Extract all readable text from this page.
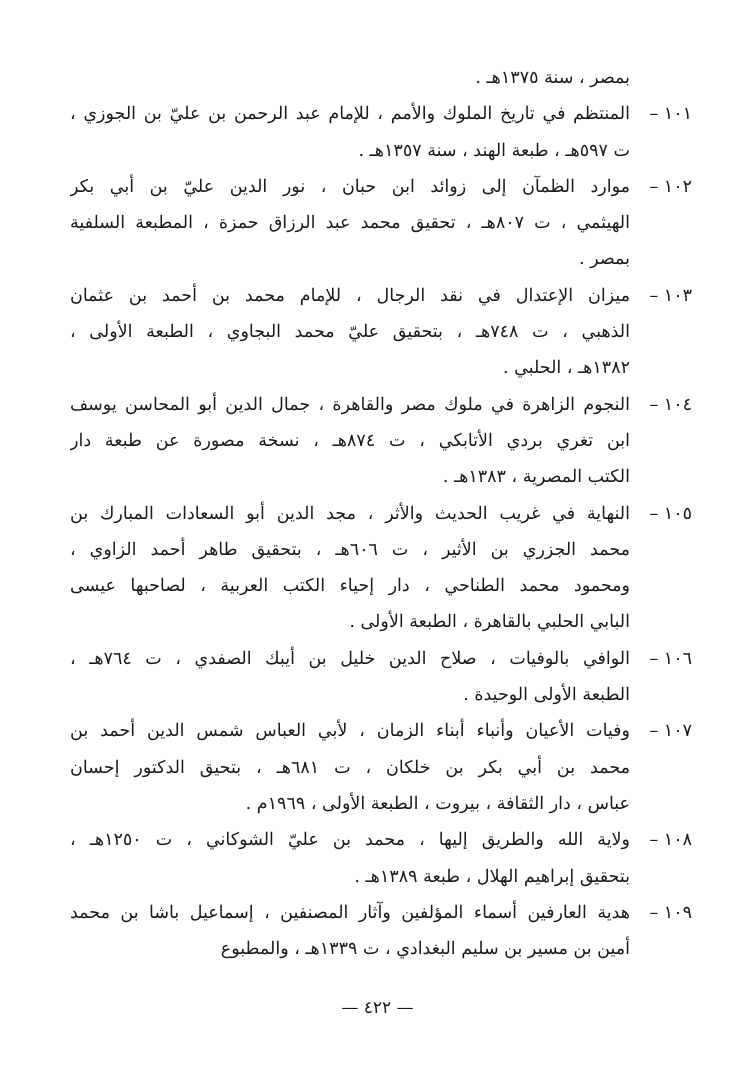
بمصر ، سنة ١٣٧٥هـ .
١٠١ –
المنتظم في تاريخ الملوك والأمم ، للإمام عبد الرحمن بن عليّ بن الجوزي ،
ت ٥٩٧هـ ، طبعة الهند ، سنة ١٣٥٧هـ .
١٠٢ –
موارد الظمآن إلى زوائد ابن حبان ، نور الدين عليّ بن أبي بكر
الهيثمي ، ت ٨٠٧هـ ، تحقيق محمد عبد الرزاق حمزة ، المطبعة السلفية
بمصر .
١٠٣ –
ميزان الإعتدال في نقد الرجال ، للإمام محمد بن أحمد بن عثمان
الذهبي ، ت ٧٤٨هـ ، بتحقيق عليّ محمد البجاوي ، الطبعة الأولى ،
١٣٨٢هـ ، الحلبي .
١٠٤ –
النجوم الزاهرة في ملوك مصر والقاهرة ، جمال الدين أبو المحاسن يوسف
ابن تغري بردي الأتابكي ، ت ٨٧٤هـ ، نسخة مصورة عن طبعة دار
الكتب المصرية ، ١٣٨٣هـ .
١٠٥ –
النهاية في غريب الحديث والأثر ، مجد الدين أبو السعادات المبارك بن
محمد الجزري بن الأثير ، ت ٦٠٦هـ ، بتحقيق طاهر أحمد الزاوي ،
ومحمود محمد الطناحي ، دار إحياء الكتب العربية ، لصاحبها عيسى
البابي الحلبي بالقاهرة ، الطبعة الأولى .
١٠٦ –
الوافي بالوفيات ، صلاح الدين خليل بن أيبك الصفدي ، ت ٧٦٤هـ ،
الطبعة الأولى الوحيدة .
١٠٧ –
وفيات الأعيان وأنباء أبناء الزمان ، لأبي العباس شمس الدين أحمد بن
محمد بن أبي بكر بن خلكان ، ت ٦٨١هـ ، بتحيق الدكتور إحسان
عباس ، دار الثقافة ، بيروت ، الطبعة الأولى ، ١٩٦٩م .
١٠٨ –
ولاية الله والطريق إليها ، محمد بن عليّ الشوكاني ، ت ١٢٥٠هـ ،
بتحقيق إبراهيم الهلال ، طبعة ١٣٨٩هـ .
١٠٩ –
هدية العارفين أسماء المؤلفين وآثار المصنفين ، إسماعيل باشا بن محمد
أمين بن مسير بن سليم البغدادي ، ت ١٣٣٩هـ ، والمطبوع
— ٤٢٢ —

*****

What is expected → Say how many lines in the records hold "بتحقيق", with the number as the whole reply.

Result below → 3